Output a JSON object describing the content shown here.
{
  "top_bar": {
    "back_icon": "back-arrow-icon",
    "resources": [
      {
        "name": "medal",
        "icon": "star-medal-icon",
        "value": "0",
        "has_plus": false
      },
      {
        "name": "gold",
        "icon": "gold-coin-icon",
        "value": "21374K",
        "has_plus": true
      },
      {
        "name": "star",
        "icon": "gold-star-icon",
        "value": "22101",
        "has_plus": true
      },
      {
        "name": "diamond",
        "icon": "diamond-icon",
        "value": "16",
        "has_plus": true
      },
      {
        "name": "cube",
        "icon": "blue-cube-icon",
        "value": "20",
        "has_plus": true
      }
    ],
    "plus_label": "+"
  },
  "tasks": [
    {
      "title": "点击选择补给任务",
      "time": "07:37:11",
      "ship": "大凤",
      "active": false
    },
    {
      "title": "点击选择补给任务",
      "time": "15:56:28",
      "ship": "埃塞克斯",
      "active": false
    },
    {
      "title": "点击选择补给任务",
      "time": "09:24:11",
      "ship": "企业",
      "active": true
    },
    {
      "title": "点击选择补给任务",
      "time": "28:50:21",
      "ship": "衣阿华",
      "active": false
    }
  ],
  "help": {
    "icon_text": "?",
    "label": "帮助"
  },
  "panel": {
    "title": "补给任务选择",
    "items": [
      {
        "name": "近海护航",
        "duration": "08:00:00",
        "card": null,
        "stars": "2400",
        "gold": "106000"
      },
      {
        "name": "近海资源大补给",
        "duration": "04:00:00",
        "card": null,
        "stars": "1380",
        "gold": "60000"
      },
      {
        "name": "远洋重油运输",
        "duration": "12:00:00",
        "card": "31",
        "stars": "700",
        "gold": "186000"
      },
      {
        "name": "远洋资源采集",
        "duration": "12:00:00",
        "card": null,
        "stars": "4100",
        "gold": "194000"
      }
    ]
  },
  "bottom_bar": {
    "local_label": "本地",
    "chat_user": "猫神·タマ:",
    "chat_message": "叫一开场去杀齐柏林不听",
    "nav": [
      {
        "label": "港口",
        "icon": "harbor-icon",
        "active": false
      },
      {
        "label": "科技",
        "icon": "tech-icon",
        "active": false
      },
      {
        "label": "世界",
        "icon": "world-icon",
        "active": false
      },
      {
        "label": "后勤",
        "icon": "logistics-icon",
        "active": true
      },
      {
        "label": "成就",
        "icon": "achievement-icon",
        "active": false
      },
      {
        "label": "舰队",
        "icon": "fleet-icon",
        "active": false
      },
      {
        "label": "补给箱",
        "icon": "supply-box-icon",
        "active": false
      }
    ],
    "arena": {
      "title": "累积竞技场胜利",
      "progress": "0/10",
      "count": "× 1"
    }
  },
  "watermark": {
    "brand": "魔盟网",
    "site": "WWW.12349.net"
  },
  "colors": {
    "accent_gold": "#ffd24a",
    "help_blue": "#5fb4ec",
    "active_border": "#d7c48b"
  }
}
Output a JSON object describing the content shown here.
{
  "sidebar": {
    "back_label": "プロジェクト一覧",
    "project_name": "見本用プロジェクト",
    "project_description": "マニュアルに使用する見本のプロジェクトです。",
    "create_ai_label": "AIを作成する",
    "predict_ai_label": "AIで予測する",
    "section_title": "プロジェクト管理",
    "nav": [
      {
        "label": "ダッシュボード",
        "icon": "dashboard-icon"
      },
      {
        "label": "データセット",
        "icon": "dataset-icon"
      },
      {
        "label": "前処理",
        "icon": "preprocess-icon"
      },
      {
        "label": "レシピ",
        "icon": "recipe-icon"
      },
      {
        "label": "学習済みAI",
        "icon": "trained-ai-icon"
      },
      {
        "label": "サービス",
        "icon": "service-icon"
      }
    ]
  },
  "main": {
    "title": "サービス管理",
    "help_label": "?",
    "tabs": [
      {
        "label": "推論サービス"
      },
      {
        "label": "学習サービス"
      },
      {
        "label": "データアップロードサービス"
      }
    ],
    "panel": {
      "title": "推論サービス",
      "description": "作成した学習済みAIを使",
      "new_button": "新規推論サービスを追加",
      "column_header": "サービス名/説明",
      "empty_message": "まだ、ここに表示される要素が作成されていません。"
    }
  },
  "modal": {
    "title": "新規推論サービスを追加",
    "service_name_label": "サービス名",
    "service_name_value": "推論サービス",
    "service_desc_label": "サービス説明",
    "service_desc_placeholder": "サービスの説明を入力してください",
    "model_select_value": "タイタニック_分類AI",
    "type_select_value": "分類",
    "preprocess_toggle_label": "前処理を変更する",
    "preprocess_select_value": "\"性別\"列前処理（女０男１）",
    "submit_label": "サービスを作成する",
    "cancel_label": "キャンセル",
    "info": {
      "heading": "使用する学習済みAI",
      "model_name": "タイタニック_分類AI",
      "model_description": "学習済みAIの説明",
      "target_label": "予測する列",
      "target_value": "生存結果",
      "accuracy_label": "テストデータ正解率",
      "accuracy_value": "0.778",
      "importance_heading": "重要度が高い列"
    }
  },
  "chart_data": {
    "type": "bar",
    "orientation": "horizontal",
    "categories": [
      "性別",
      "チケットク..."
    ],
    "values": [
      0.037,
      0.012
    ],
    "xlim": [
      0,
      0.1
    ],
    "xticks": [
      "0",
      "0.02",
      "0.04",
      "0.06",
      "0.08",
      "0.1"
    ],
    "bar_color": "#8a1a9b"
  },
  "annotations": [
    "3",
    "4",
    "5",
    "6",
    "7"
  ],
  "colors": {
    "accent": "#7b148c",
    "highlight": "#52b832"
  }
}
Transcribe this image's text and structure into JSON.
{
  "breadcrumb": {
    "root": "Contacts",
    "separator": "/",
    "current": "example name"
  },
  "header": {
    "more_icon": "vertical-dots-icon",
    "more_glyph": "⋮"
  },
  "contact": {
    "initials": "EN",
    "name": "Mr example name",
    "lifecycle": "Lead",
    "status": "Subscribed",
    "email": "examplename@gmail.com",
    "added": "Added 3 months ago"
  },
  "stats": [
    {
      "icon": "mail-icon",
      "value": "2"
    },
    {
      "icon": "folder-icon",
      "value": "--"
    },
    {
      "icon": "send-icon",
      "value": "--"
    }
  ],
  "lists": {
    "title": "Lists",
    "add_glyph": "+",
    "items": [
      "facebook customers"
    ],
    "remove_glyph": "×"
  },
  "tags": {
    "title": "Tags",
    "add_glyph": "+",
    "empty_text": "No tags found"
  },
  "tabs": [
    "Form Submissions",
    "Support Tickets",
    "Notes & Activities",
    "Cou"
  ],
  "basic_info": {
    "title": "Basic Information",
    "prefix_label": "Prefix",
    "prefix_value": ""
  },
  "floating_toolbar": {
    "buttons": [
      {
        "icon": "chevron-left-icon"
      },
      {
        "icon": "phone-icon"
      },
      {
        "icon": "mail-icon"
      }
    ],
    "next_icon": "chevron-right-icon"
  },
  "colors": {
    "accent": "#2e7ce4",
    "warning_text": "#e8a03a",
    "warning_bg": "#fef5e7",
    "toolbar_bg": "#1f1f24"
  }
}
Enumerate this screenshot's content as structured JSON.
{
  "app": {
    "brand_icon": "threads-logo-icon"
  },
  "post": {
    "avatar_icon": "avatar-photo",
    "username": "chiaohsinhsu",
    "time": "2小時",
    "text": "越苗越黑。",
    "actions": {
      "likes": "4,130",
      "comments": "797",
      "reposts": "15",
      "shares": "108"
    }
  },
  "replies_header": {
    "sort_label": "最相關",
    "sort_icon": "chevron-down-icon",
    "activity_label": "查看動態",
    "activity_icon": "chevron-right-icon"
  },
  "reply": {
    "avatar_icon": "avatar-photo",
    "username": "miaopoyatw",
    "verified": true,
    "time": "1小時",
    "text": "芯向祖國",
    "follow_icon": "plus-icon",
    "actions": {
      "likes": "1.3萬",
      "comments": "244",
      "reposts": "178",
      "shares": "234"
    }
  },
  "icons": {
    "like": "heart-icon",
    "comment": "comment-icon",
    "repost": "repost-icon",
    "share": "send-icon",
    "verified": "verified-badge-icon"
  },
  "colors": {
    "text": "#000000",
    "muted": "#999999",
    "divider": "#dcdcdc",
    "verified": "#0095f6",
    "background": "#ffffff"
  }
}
- - -
WHAT IS EXPECTED
Copy every line in the entries above that has the string "time" in it.

COMPLETE RESPONSE
      "time": "07:37:11",
      "time": "15:56:28",
      "time": "09:24:11",
      "time": "28:50:21",
    "time": "2小時",
    "time": "1小時",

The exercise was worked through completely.